Problem requirements:
Output all records precisely as written.

====== Supplied data ======

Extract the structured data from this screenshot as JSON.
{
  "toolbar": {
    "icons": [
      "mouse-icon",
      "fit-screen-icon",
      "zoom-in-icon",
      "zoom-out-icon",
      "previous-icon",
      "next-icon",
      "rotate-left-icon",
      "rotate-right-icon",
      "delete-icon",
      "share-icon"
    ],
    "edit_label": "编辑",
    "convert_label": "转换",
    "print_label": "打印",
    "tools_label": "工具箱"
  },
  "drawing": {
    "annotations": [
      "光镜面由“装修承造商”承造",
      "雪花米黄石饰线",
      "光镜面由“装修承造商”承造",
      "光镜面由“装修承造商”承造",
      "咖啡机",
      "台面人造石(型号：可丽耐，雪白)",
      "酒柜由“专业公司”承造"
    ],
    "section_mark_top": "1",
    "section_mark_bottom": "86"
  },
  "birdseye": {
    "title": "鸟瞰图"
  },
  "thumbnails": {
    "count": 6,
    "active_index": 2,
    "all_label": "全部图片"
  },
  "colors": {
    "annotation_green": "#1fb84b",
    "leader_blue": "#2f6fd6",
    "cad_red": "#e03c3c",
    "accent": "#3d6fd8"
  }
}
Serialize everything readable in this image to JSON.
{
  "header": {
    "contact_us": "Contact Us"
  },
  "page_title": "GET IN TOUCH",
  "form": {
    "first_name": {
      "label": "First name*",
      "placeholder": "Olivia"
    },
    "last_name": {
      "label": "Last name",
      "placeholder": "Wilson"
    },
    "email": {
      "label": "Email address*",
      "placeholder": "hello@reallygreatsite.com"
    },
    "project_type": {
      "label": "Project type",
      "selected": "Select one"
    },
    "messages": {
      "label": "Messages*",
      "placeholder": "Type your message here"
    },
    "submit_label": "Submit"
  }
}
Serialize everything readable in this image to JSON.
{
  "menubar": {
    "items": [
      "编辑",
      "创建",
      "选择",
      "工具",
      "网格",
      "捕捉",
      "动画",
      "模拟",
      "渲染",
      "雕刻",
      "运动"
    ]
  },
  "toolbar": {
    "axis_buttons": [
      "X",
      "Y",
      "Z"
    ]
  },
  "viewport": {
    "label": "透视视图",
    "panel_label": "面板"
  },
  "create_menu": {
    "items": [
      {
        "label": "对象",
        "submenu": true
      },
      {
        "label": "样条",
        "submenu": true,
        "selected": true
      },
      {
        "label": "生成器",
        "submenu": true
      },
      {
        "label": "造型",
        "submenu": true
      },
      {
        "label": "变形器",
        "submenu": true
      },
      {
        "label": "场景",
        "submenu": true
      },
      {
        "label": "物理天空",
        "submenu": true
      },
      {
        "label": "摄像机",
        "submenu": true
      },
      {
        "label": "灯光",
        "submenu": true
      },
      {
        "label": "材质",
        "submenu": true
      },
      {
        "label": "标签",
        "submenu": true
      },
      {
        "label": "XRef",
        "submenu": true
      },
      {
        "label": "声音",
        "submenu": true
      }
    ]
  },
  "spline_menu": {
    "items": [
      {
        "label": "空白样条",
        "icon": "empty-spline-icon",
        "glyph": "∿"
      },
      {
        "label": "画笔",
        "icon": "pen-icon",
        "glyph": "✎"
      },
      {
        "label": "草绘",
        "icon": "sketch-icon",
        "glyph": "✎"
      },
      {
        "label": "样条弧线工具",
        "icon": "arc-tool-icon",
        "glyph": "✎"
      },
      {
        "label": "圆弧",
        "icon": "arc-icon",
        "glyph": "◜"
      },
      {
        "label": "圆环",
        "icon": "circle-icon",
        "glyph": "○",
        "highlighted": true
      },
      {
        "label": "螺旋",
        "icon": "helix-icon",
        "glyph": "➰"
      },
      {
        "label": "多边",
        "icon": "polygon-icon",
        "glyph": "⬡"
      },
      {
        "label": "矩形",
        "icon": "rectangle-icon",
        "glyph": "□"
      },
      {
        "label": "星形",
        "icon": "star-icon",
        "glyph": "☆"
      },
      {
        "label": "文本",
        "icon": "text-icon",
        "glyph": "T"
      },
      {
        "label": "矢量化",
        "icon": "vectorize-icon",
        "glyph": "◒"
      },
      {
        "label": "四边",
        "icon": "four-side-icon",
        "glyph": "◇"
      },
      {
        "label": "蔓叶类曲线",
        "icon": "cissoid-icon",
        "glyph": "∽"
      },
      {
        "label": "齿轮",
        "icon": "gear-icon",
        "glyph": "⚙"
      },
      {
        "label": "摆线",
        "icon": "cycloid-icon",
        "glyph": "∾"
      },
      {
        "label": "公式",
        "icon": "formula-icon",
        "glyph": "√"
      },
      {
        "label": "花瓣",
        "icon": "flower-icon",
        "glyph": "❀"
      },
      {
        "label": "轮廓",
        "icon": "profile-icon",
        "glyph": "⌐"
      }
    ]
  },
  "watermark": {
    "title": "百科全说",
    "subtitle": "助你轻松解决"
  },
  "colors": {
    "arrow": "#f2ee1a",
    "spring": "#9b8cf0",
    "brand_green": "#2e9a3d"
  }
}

======

Answer to this task:
Extract the structured data from this screenshot as JSON.
{
  "toolbar": {
    "icons": [
      "mouse-icon",
      "fit-screen-icon",
      "zoom-in-icon",
      "zoom-out-icon",
      "previous-icon",
      "next-icon",
      "rotate-left-icon",
      "rotate-right-icon",
      "delete-icon",
      "share-icon"
    ],
    "edit_label": "编辑",
    "convert_label": "转换",
    "print_label": "打印",
    "tools_label": "工具箱"
  },
  "drawing": {
    "annotations": [
      "光镜面由“装修承造商”承造",
      "雪花米黄石饰线",
      "光镜面由“装修承造商”承造",
      "光镜面由“装修承造商”承造",
      "咖啡机",
      "台面人造石(型号：可丽耐，雪白)",
      "酒柜由“专业公司”承造"
    ],
    "section_mark_top": "1",
    "section_mark_bottom": "86"
  },
  "birdseye": {
    "title": "鸟瞰图"
  },
  "thumbnails": {
    "count": 6,
    "active_index": 2,
    "all_label": "全部图片"
  },
  "colors": {
    "annotation_green": "#1fb84b",
    "leader_blue": "#2f6fd6",
    "cad_red": "#e03c3c",
    "accent": "#3d6fd8"
  }
}
Serialize everything readable in this image to JSON.
{
  "header": {
    "contact_us": "Contact Us"
  },
  "page_title": "GET IN TOUCH",
  "form": {
    "first_name": {
      "label": "First name*",
      "placeholder": "Olivia"
    },
    "last_name": {
      "label": "Last name",
      "placeholder": "Wilson"
    },
    "email": {
      "label": "Email address*",
      "placeholder": "hello@reallygreatsite.com"
    },
    "project_type": {
      "label": "Project type",
      "selected": "Select one"
    },
    "messages": {
      "label": "Messages*",
      "placeholder": "Type your message here"
    },
    "submit_label": "Submit"
  }
}
Serialize everything readable in this image to JSON.
{
  "menubar": {
    "items": [
      "编辑",
      "创建",
      "选择",
      "工具",
      "网格",
      "捕捉",
      "动画",
      "模拟",
      "渲染",
      "雕刻",
      "运动"
    ]
  },
  "toolbar": {
    "axis_buttons": [
      "X",
      "Y",
      "Z"
    ]
  },
  "viewport": {
    "label": "透视视图",
    "panel_label": "面板"
  },
  "create_menu": {
    "items": [
      {
        "label": "对象",
        "submenu": true
      },
      {
        "label": "样条",
        "submenu": true,
        "selected": true
      },
      {
        "label": "生成器",
        "submenu": true
      },
      {
        "label": "造型",
        "submenu": true
      },
      {
        "label": "变形器",
        "submenu": true
      },
      {
        "label": "场景",
        "submenu": true
      },
      {
        "label": "物理天空",
        "submenu": true
      },
      {
        "label": "摄像机",
        "submenu": true
      },
      {
        "label": "灯光",
        "submenu": true
      },
      {
        "label": "材质",
        "submenu": true
      },
      {
        "label": "标签",
        "submenu": true
      },
      {
        "label": "XRef",
        "submenu": true
      },
      {
        "label": "声音",
        "submenu": true
      }
    ]
  },
  "spline_menu": {
    "items": [
      {
        "label": "空白样条",
        "icon": "empty-spline-icon",
        "glyph": "∿"
      },
      {
        "label": "画笔",
        "icon": "pen-icon",
        "glyph": "✎"
      },
      {
        "label": "草绘",
        "icon": "sketch-icon",
        "glyph": "✎"
      },
      {
        "label": "样条弧线工具",
        "icon": "arc-tool-icon",
        "glyph": "✎"
      },
      {
        "label": "圆弧",
        "icon": "arc-icon",
        "glyph": "◜"
      },
      {
        "label": "圆环",
        "icon": "circle-icon",
        "glyph": "○",
        "highlighted": true
      },
      {
        "label": "螺旋",
        "icon": "helix-icon",
        "glyph": "➰"
      },
      {
        "label": "多边",
        "icon": "polygon-icon",
        "glyph": "⬡"
      },
      {
        "label": "矩形",
        "icon": "rectangle-icon",
        "glyph": "□"
      },
      {
        "label": "星形",
        "icon": "star-icon",
        "glyph": "☆"
      },
      {
        "label": "文本",
        "icon": "text-icon",
        "glyph": "T"
      },
      {
        "label": "矢量化",
        "icon": "vectorize-icon",
        "glyph": "◒"
      },
      {
        "label": "四边",
        "icon": "four-side-icon",
        "glyph": "◇"
      },
      {
        "label": "蔓叶类曲线",
        "icon": "cissoid-icon",
        "glyph": "∽"
      },
      {
        "label": "齿轮",
        "icon": "gear-icon",
        "glyph": "⚙"
      },
      {
        "label": "摆线",
        "icon": "cycloid-icon",
        "glyph": "∾"
      },
      {
        "label": "公式",
        "icon": "formula-icon",
        "glyph": "√"
      },
      {
        "label": "花瓣",
        "icon": "flower-icon",
        "glyph": "❀"
      },
      {
        "label": "轮廓",
        "icon": "profile-icon",
        "glyph": "⌐"
      }
    ]
  },
  "watermark": {
    "title": "百科全说",
    "subtitle": "助你轻松解决"
  },
  "colors": {
    "arrow": "#f2ee1a",
    "spring": "#9b8cf0",
    "brand_green": "#2e9a3d"
  }
}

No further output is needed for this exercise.